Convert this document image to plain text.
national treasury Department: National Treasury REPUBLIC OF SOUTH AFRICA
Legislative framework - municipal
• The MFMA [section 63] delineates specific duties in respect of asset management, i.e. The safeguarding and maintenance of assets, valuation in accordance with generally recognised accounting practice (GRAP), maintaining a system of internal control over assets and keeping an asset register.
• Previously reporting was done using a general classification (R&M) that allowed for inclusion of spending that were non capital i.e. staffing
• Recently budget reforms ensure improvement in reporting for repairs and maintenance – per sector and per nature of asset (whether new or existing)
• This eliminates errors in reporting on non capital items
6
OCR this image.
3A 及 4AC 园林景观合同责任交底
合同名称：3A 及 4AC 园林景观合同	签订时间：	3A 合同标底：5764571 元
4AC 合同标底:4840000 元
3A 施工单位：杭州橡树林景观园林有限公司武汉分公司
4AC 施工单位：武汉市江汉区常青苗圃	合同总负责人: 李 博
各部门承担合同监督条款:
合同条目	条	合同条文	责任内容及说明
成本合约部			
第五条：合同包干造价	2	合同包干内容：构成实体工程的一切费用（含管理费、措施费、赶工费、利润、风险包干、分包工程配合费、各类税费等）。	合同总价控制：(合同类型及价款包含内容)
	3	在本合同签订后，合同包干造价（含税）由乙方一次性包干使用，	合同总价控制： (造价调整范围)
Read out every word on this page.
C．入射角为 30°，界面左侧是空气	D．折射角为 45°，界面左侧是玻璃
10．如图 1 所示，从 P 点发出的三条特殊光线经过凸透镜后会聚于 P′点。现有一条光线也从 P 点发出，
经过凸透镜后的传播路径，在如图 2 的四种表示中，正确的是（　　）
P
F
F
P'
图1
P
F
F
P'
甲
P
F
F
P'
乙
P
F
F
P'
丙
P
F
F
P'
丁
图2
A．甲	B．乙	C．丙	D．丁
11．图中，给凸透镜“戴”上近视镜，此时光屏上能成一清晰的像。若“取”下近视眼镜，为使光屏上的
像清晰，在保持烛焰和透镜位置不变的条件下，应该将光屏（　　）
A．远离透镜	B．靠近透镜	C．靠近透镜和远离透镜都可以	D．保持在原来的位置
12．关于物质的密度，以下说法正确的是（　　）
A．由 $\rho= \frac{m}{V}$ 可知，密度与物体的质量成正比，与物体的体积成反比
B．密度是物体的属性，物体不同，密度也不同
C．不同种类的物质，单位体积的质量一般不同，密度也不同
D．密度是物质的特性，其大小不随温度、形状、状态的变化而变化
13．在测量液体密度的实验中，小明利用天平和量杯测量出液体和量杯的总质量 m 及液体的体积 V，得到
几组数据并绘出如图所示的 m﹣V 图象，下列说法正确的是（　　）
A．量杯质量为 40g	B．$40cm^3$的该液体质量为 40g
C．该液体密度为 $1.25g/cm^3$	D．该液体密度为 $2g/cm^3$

• _THE TASK_
Each record above should be repeated exactly as it appears.

• _SOLUTION FOR THIS PROBLEM_
Convert this document image to plain text.
national treasury Department: National Treasury REPUBLIC OF SOUTH AFRICA
Legislative framework - municipal
• The MFMA [section 63] delineates specific duties in respect of asset management, i.e. The safeguarding and maintenance of assets, valuation in accordance with generally recognised accounting practice (GRAP), maintaining a system of internal control over assets and keeping an asset register.
• Previously reporting was done using a general classification (R&M) that allowed for inclusion of spending that were non capital i.e. staffing
• Recently budget reforms ensure improvement in reporting for repairs and maintenance – per sector and per nature of asset (whether new or existing)
• This eliminates errors in reporting on non capital items
6
OCR this image.
3A 及 4AC 园林景观合同责任交底
合同名称：3A 及 4AC 园林景观合同	签订时间：	3A 合同标底：5764571 元
4AC 合同标底:4840000 元
3A 施工单位：杭州橡树林景观园林有限公司武汉分公司
4AC 施工单位：武汉市江汉区常青苗圃	合同总负责人: 李 博
各部门承担合同监督条款:
合同条目	条	合同条文	责任内容及说明
成本合约部			
第五条：合同包干造价	2	合同包干内容：构成实体工程的一切费用（含管理费、措施费、赶工费、利润、风险包干、分包工程配合费、各类税费等）。	合同总价控制：(合同类型及价款包含内容)
	3	在本合同签订后，合同包干造价（含税）由乙方一次性包干使用，	合同总价控制： (造价调整范围)
Read out every word on this page.
C．入射角为 30°，界面左侧是空气	D．折射角为 45°，界面左侧是玻璃
10．如图 1 所示，从 P 点发出的三条特殊光线经过凸透镜后会聚于 P′点。现有一条光线也从 P 点发出，
经过凸透镜后的传播路径，在如图 2 的四种表示中，正确的是（　　）
P
F
F
P'
图1
P
F
F
P'
甲
P
F
F
P'
乙
P
F
F
P'
丙
P
F
F
P'
丁
图2
A．甲	B．乙	C．丙	D．丁
11．图中，给凸透镜“戴”上近视镜，此时光屏上能成一清晰的像。若“取”下近视眼镜，为使光屏上的
像清晰，在保持烛焰和透镜位置不变的条件下，应该将光屏（　　）
A．远离透镜	B．靠近透镜	C．靠近透镜和远离透镜都可以	D．保持在原来的位置
12．关于物质的密度，以下说法正确的是（　　）
A．由 $\rho= \frac{m}{V}$ 可知，密度与物体的质量成正比，与物体的体积成反比
B．密度是物体的属性，物体不同，密度也不同
C．不同种类的物质，单位体积的质量一般不同，密度也不同
D．密度是物质的特性，其大小不随温度、形状、状态的变化而变化
13．在测量液体密度的实验中，小明利用天平和量杯测量出液体和量杯的总质量 m 及液体的体积 V，得到
几组数据并绘出如图所示的 m﹣V 图象，下列说法正确的是（　　）
A．量杯质量为 40g	B．$40cm^3$的该液体质量为 40g
C．该液体密度为 $1.25g/cm^3$	D．该液体密度为 $2g/cm^3$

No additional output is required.